§ **Rows from a dataset**
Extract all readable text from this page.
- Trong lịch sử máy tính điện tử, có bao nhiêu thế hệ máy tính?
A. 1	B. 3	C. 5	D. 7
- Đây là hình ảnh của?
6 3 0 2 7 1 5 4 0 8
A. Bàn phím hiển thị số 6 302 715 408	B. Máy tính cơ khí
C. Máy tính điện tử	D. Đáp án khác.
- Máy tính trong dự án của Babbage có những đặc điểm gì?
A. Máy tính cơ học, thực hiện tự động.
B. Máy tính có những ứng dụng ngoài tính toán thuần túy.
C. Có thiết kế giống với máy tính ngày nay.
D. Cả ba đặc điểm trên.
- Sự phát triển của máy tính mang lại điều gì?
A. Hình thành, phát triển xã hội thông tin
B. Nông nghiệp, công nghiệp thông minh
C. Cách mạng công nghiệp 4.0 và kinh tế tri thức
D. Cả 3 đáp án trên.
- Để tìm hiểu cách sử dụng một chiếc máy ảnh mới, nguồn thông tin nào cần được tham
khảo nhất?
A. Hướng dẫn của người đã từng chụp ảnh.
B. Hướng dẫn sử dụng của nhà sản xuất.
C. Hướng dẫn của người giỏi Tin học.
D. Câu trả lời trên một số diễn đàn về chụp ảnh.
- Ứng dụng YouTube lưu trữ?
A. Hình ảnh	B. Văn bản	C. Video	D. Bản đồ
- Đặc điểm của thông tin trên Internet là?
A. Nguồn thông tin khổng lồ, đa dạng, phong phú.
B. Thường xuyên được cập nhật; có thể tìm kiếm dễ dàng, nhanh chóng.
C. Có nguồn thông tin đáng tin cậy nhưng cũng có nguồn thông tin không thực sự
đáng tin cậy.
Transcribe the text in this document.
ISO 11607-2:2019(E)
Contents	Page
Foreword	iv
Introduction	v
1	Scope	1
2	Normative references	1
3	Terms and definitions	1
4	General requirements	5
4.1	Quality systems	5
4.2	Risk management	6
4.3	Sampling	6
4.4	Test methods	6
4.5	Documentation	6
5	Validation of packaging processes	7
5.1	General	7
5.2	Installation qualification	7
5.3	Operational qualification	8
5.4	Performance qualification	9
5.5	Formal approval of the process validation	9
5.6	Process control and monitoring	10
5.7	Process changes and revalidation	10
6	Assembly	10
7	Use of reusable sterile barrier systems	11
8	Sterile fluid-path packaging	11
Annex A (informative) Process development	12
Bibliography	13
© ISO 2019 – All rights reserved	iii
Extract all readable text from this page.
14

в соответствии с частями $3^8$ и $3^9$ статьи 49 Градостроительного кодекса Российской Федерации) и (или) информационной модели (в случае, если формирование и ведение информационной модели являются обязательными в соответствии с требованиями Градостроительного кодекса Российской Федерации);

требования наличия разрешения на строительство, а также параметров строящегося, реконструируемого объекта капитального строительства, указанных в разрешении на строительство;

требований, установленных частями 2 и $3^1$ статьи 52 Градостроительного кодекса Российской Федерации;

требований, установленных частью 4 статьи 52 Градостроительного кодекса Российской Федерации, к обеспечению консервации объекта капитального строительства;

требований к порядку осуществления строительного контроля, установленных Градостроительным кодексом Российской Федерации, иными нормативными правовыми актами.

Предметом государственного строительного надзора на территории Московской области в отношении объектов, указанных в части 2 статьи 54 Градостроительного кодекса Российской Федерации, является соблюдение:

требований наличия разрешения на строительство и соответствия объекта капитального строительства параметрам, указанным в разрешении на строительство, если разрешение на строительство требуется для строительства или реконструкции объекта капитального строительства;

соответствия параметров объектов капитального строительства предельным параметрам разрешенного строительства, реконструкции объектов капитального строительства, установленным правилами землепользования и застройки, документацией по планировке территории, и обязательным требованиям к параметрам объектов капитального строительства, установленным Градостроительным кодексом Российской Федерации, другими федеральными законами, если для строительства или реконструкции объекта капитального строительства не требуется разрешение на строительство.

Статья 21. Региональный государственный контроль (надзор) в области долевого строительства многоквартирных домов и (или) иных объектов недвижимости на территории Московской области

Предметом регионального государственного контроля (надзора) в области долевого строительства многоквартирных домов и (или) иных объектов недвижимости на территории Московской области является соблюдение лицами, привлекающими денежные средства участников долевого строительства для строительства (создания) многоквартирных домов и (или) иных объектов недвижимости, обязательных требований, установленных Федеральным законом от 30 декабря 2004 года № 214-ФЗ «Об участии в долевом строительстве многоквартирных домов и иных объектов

§ **Direction**
Only the number is wanted: count the lines of the records that hold the word "phát".

§ **Complete answer**
2